(Dataset records on visual material)
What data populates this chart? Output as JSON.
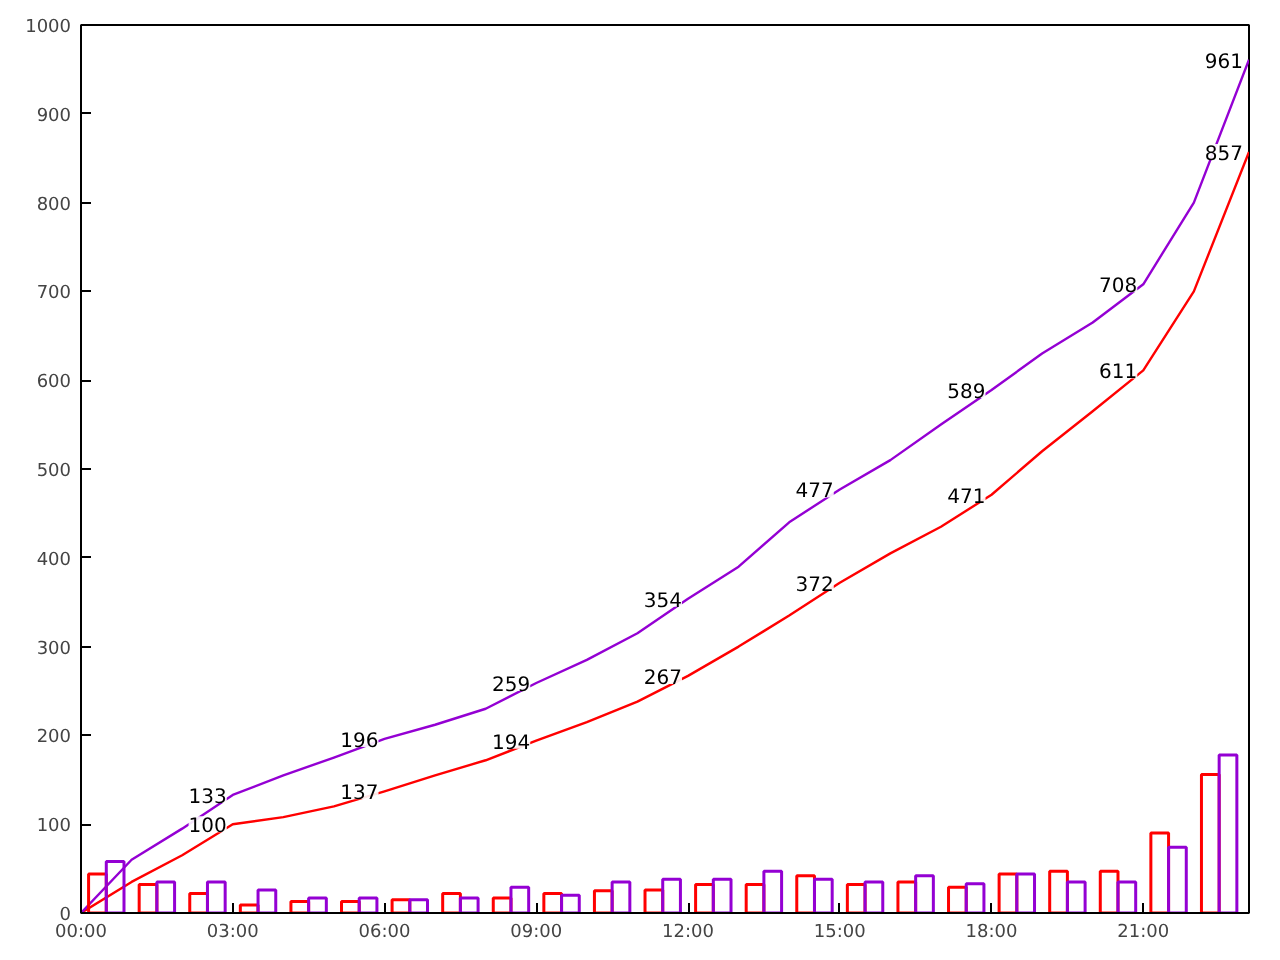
{
  "chart_data": {
    "type": "line",
    "xlim": [
      0,
      23.09
    ],
    "ylim": [
      0,
      1000
    ],
    "xticks": [
      {
        "value": 0,
        "label": "00:00"
      },
      {
        "value": 3,
        "label": "03:00"
      },
      {
        "value": 6,
        "label": "06:00"
      },
      {
        "value": 9,
        "label": "09:00"
      },
      {
        "value": 12,
        "label": "12:00"
      },
      {
        "value": 15,
        "label": "15:00"
      },
      {
        "value": 18,
        "label": "18:00"
      },
      {
        "value": 21,
        "label": "21:00"
      }
    ],
    "yticks": [
      0,
      100,
      200,
      300,
      400,
      500,
      600,
      700,
      800,
      900,
      1000
    ],
    "grid": false,
    "series": [
      {
        "color": "#ff0000",
        "x": [
          0,
          1,
          2,
          3,
          4,
          5,
          6,
          7,
          8,
          9,
          10,
          11,
          12,
          13,
          14,
          15,
          16,
          17,
          18,
          19,
          20,
          21,
          22,
          23.09
        ],
        "values": [
          0,
          35,
          65,
          100,
          108,
          120,
          137,
          155,
          172,
          194,
          215,
          238,
          267,
          300,
          335,
          372,
          405,
          435,
          471,
          520,
          565,
          611,
          700,
          857
        ],
        "value_labels": [
          null,
          null,
          null,
          "100",
          null,
          null,
          "137",
          null,
          null,
          "194",
          null,
          null,
          "267",
          null,
          null,
          "372",
          null,
          null,
          "471",
          null,
          null,
          "611",
          null,
          "857"
        ]
      },
      {
        "color": "#9400d3",
        "x": [
          0,
          1,
          2,
          3,
          4,
          5,
          6,
          7,
          8,
          9,
          10,
          11,
          12,
          13,
          14,
          15,
          16,
          17,
          18,
          19,
          20,
          21,
          22,
          23.09
        ],
        "values": [
          0,
          60,
          95,
          133,
          155,
          175,
          196,
          212,
          230,
          259,
          285,
          315,
          354,
          390,
          440,
          477,
          510,
          550,
          589,
          630,
          665,
          708,
          800,
          961
        ],
        "value_labels": [
          null,
          null,
          null,
          "133",
          null,
          null,
          "196",
          null,
          null,
          "259",
          null,
          null,
          "354",
          null,
          null,
          "477",
          null,
          null,
          "589",
          null,
          null,
          "708",
          null,
          "961"
        ]
      },
      {
        "type": "bar",
        "color": "#ff0000",
        "x": [
          0.5,
          1.5,
          2.5,
          3.5,
          4.5,
          5.5,
          6.5,
          7.5,
          8.5,
          9.5,
          10.5,
          11.5,
          12.5,
          13.5,
          14.5,
          15.5,
          16.5,
          17.5,
          18.5,
          19.5,
          20.5,
          21.5,
          22.5
        ],
        "values": [
          44,
          32,
          22,
          9,
          13,
          13,
          15,
          22,
          17,
          22,
          25,
          26,
          32,
          32,
          42,
          32,
          35,
          29,
          44,
          47,
          47,
          90,
          156
        ]
      },
      {
        "type": "bar",
        "color": "#9400d3",
        "x": [
          0.5,
          1.5,
          2.5,
          3.5,
          4.5,
          5.5,
          6.5,
          7.5,
          8.5,
          9.5,
          10.5,
          11.5,
          12.5,
          13.5,
          14.5,
          15.5,
          16.5,
          17.5,
          18.5,
          19.5,
          20.5,
          21.5,
          22.5
        ],
        "values": [
          58,
          35,
          35,
          26,
          17,
          17,
          15,
          17,
          29,
          20,
          35,
          38,
          38,
          47,
          38,
          35,
          42,
          33,
          44,
          35,
          35,
          74,
          178
        ]
      }
    ]
  }
}
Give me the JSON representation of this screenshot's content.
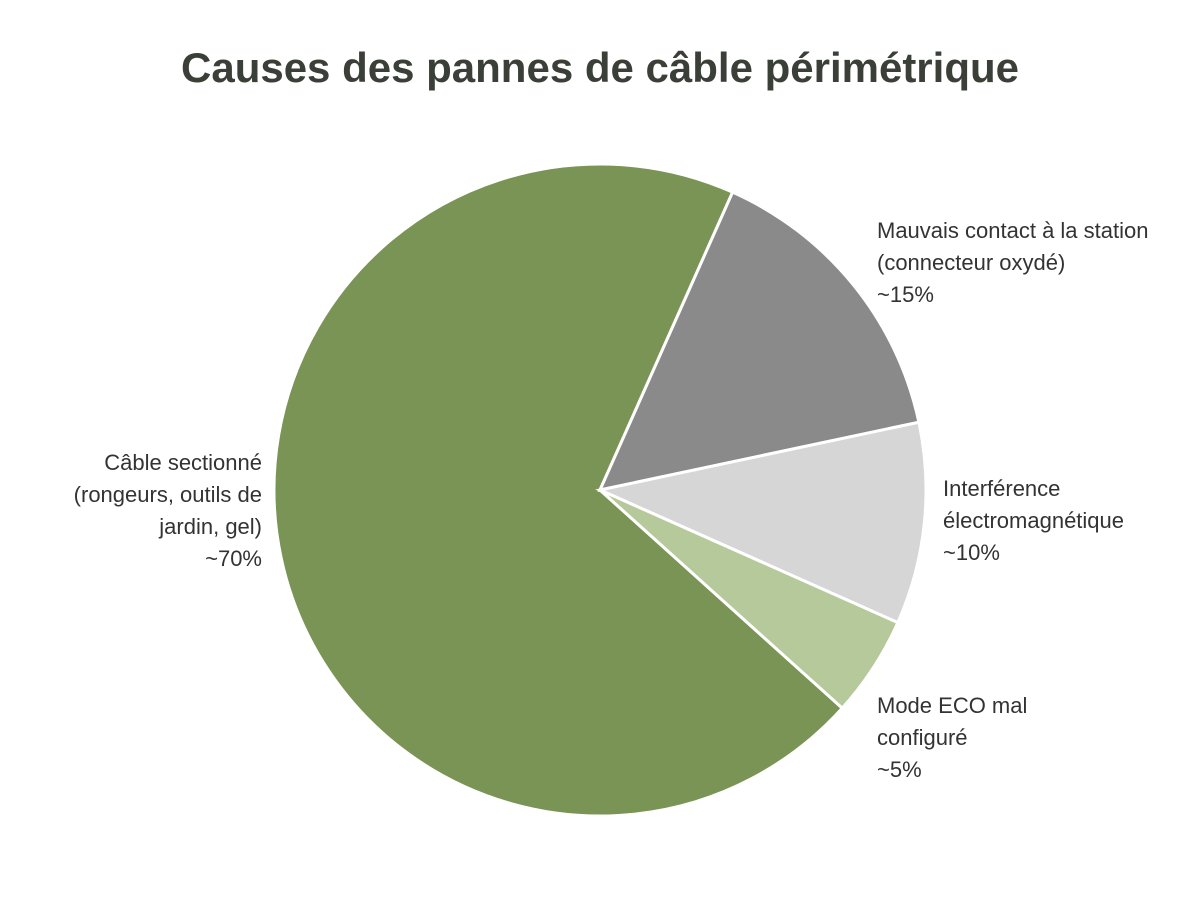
{
  "chart_data": {
    "type": "pie",
    "title": "Causes des pannes de câble périmétrique",
    "categories": [
      "Câble sectionné (rongeurs, outils de jardin, gel)",
      "Mauvais contact à la station (connecteur oxydé)",
      "Interférence électromagnétique",
      "Mode ECO mal configuré"
    ],
    "values": [
      70,
      15,
      10,
      5
    ],
    "value_labels": [
      "~70%",
      "~15%",
      "~10%",
      "~5%"
    ],
    "colors": [
      "#7a9455",
      "#8a8a8a",
      "#d6d6d6",
      "#b5c99a"
    ]
  }
}
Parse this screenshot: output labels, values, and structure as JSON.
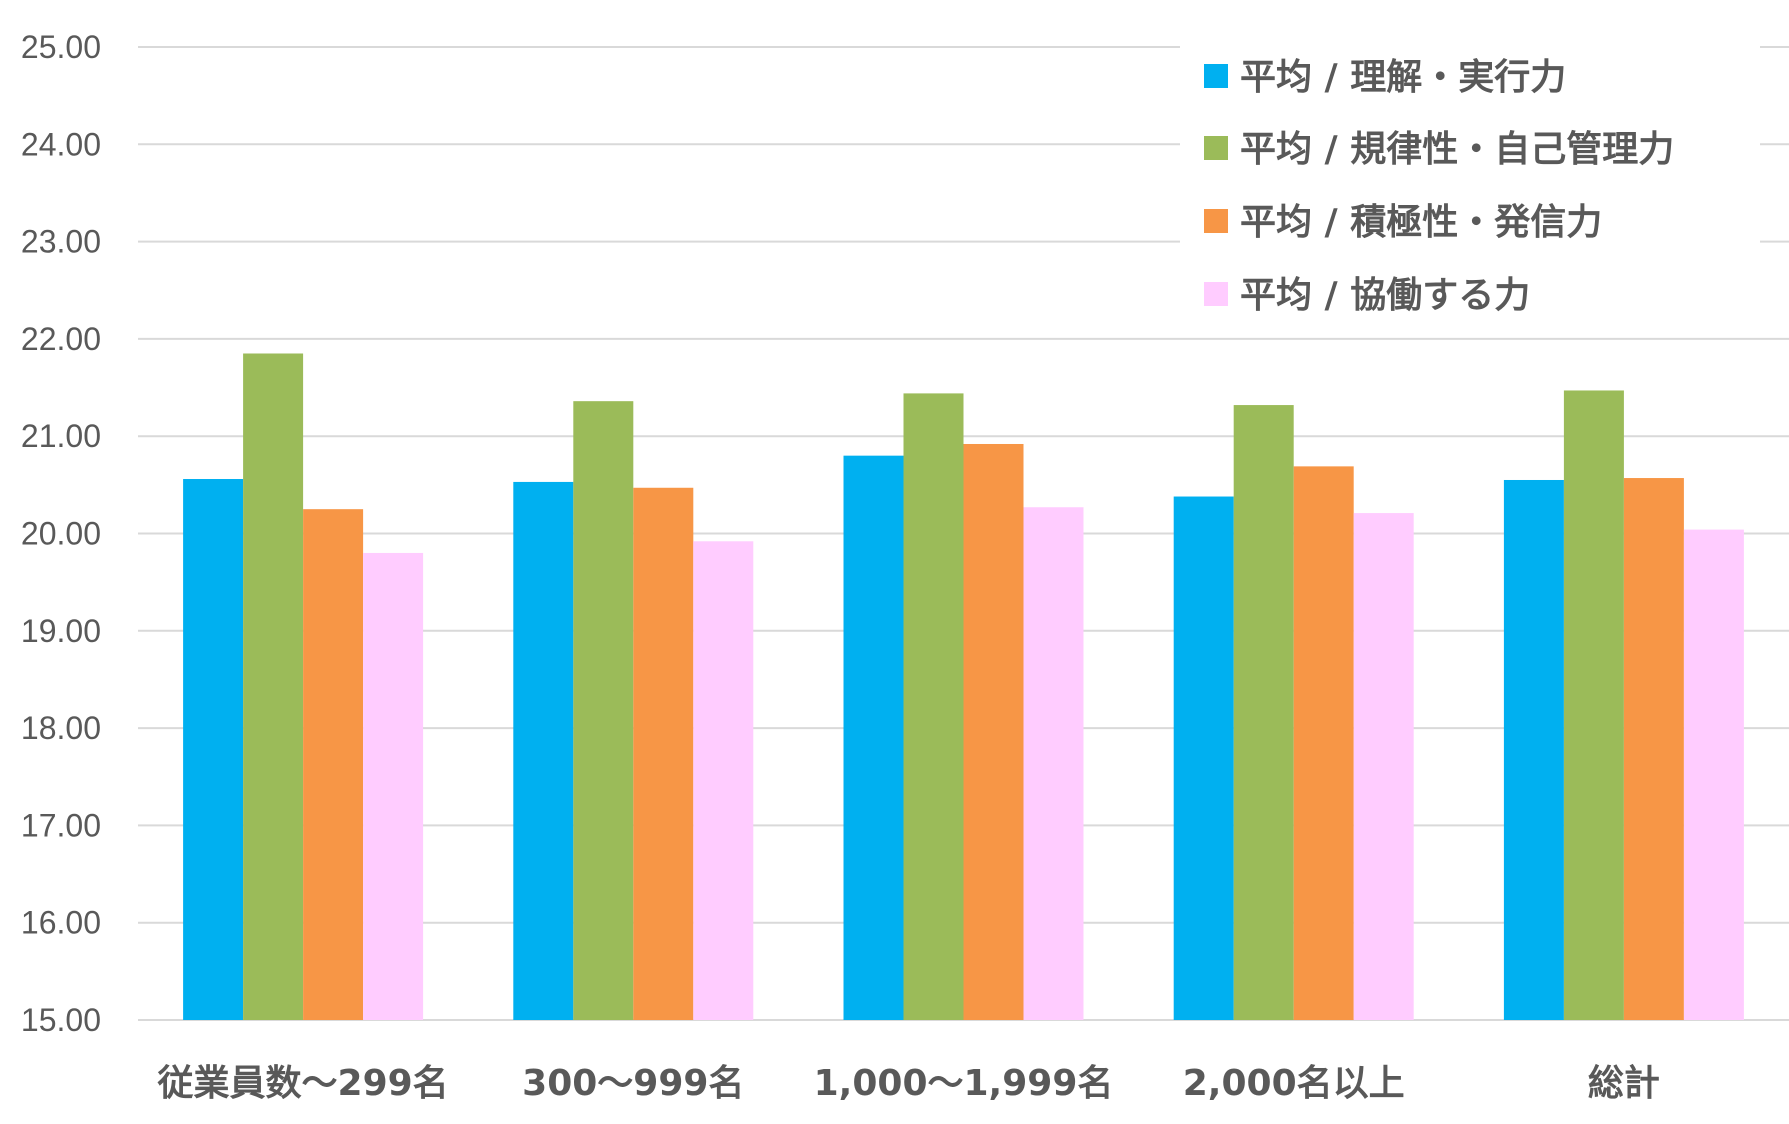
{
  "chart_data": {
    "type": "bar",
    "title": "",
    "xlabel": "",
    "ylabel": "",
    "ylim": [
      15,
      25
    ],
    "yticks": [
      "15.00",
      "16.00",
      "17.00",
      "18.00",
      "19.00",
      "20.00",
      "21.00",
      "22.00",
      "23.00",
      "24.00",
      "25.00"
    ],
    "grid": true,
    "legend_position": "top-right",
    "categories": [
      "従業員数～299名",
      "300～999名",
      "1,000～1,999名",
      "2,000名以上",
      "総計"
    ],
    "series": [
      {
        "name": "平均 / 理解・実行力",
        "color": "#00B0F0",
        "values": [
          20.56,
          20.53,
          20.8,
          20.38,
          20.55
        ]
      },
      {
        "name": "平均 / 規律性・自己管理力",
        "color": "#9BBB59",
        "values": [
          21.85,
          21.36,
          21.44,
          21.32,
          21.47
        ]
      },
      {
        "name": "平均 / 積極性・発信力",
        "color": "#F79646",
        "values": [
          20.25,
          20.47,
          20.92,
          20.69,
          20.57
        ]
      },
      {
        "name": "平均 / 協働する力",
        "color": "#FFCCFF",
        "values": [
          19.8,
          19.92,
          20.27,
          20.21,
          20.04
        ]
      }
    ]
  }
}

WHAT TO WORK ON — Copy all lines from the entries that contain the word "this".

CORRECT RESPONSE —
What data populates this chart? Output as JSON.
Give me the JSON representation of this screenshot's content.
Parse this screenshot: output labels, values, and structure as JSON.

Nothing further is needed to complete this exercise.